INSTRUCTIONS FOR THE TASK: Images are not part of the copy; transcribe all the data exactly.

RECORDS FOR THIS TASK:
======

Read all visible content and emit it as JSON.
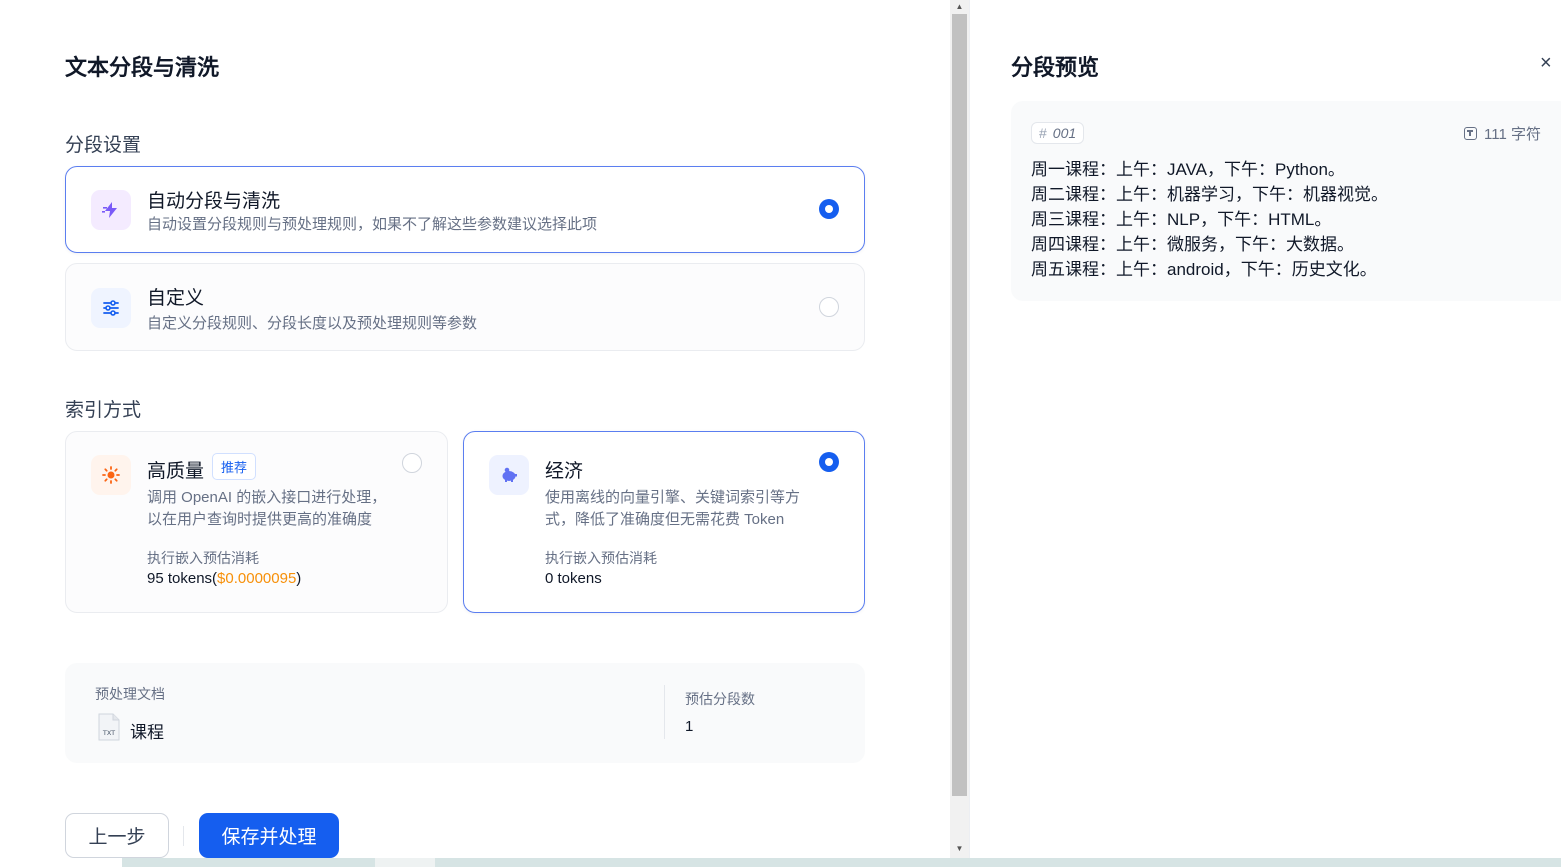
{
  "page": {
    "title": "文本分段与清洗"
  },
  "segment_settings": {
    "label": "分段设置",
    "options": [
      {
        "title": "自动分段与清洗",
        "desc": "自动设置分段规则与预处理规则，如果不了解这些参数建议选择此项",
        "selected": true,
        "icon": "lightning-icon"
      },
      {
        "title": "自定义",
        "desc": "自定义分段规则、分段长度以及预处理规则等参数",
        "selected": false,
        "icon": "sliders-icon"
      }
    ]
  },
  "index_method": {
    "label": "索引方式",
    "high_quality": {
      "title": "高质量",
      "badge": "推荐",
      "desc_line1": "调用 OpenAI 的嵌入接口进行处理，",
      "desc_line2": "以在用户查询时提供更高的准确度",
      "cost_label": "执行嵌入预估消耗",
      "cost_tokens": "95 tokens(",
      "cost_price": "$0.0000095",
      "cost_close": ")",
      "selected": false,
      "icon": "sun-icon"
    },
    "economy": {
      "title": "经济",
      "desc_line1": "使用离线的向量引擎、关键词索引等方",
      "desc_line2": "式，降低了准确度但无需花费 Token",
      "cost_label": "执行嵌入预估消耗",
      "cost_tokens": "0 tokens",
      "selected": true,
      "icon": "piggy-bank-icon"
    }
  },
  "info": {
    "doc_label": "预处理文档",
    "doc_name": "课程",
    "doc_type": "TXT",
    "seg_label": "预估分段数",
    "seg_count": "1"
  },
  "buttons": {
    "prev": "上一步",
    "save": "保存并处理"
  },
  "preview": {
    "title": "分段预览",
    "close": "×",
    "segment_id": "001",
    "char_count": "111 字符",
    "lines": [
      "周一课程：上午：JAVA，下午：Python。",
      "周二课程：上午：机器学习，下午：机器视觉。",
      "周三课程：上午：NLP，下午：HTML。",
      "周四课程：上午：微服务，下午：大数据。",
      "周五课程：上午：android，下午：历史文化。"
    ]
  },
  "colors": {
    "primary": "#155eef",
    "price": "#f79009",
    "active_border": "#5b7ef0"
  }
}
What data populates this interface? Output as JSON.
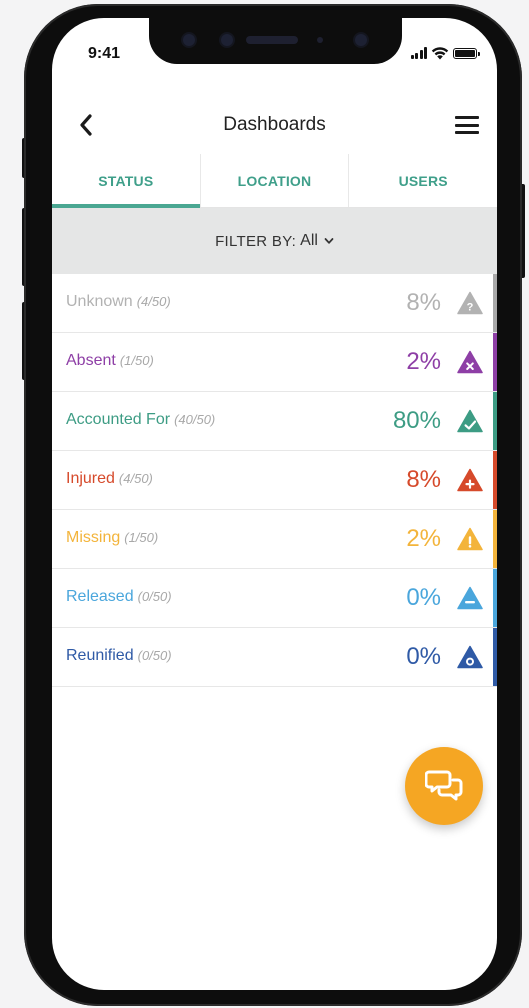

======

EXPECTED ANSWER:
Read all visible content and emit it as JSON.
{
  "page": {
    "title": "文本分段与清洗"
  },
  "segment_settings": {
    "label": "分段设置",
    "options": [
      {
        "title": "自动分段与清洗",
        "desc": "自动设置分段规则与预处理规则，如果不了解这些参数建议选择此项",
        "selected": true,
        "icon": "lightning-icon"
      },
      {
        "title": "自定义",
        "desc": "自定义分段规则、分段长度以及预处理规则等参数",
        "selected": false,
        "icon": "sliders-icon"
      }
    ]
  },
  "index_method": {
    "label": "索引方式",
    "high_quality": {
      "title": "高质量",
      "badge": "推荐",
      "desc_line1": "调用 OpenAI 的嵌入接口进行处理，",
      "desc_line2": "以在用户查询时提供更高的准确度",
      "cost_label": "执行嵌入预估消耗",
      "cost_tokens": "95 tokens(",
      "cost_price": "$0.0000095",
      "cost_close": ")",
      "selected": false,
      "icon": "sun-icon"
    },
    "economy": {
      "title": "经济",
      "desc_line1": "使用离线的向量引擎、关键词索引等方",
      "desc_line2": "式，降低了准确度但无需花费 Token",
      "cost_label": "执行嵌入预估消耗",
      "cost_tokens": "0 tokens",
      "selected": true,
      "icon": "piggy-bank-icon"
    }
  },
  "info": {
    "doc_label": "预处理文档",
    "doc_name": "课程",
    "doc_type": "TXT",
    "seg_label": "预估分段数",
    "seg_count": "1"
  },
  "buttons": {
    "prev": "上一步",
    "save": "保存并处理"
  },
  "preview": {
    "title": "分段预览",
    "close": "×",
    "segment_id": "001",
    "char_count": "111 字符",
    "lines": [
      "周一课程：上午：JAVA，下午：Python。",
      "周二课程：上午：机器学习，下午：机器视觉。",
      "周三课程：上午：NLP，下午：HTML。",
      "周四课程：上午：微服务，下午：大数据。",
      "周五课程：上午：android，下午：历史文化。"
    ]
  },
  "colors": {
    "primary": "#155eef",
    "price": "#f79009",
    "active_border": "#5b7ef0"
  }
}
What data populates this interface? Output as JSON.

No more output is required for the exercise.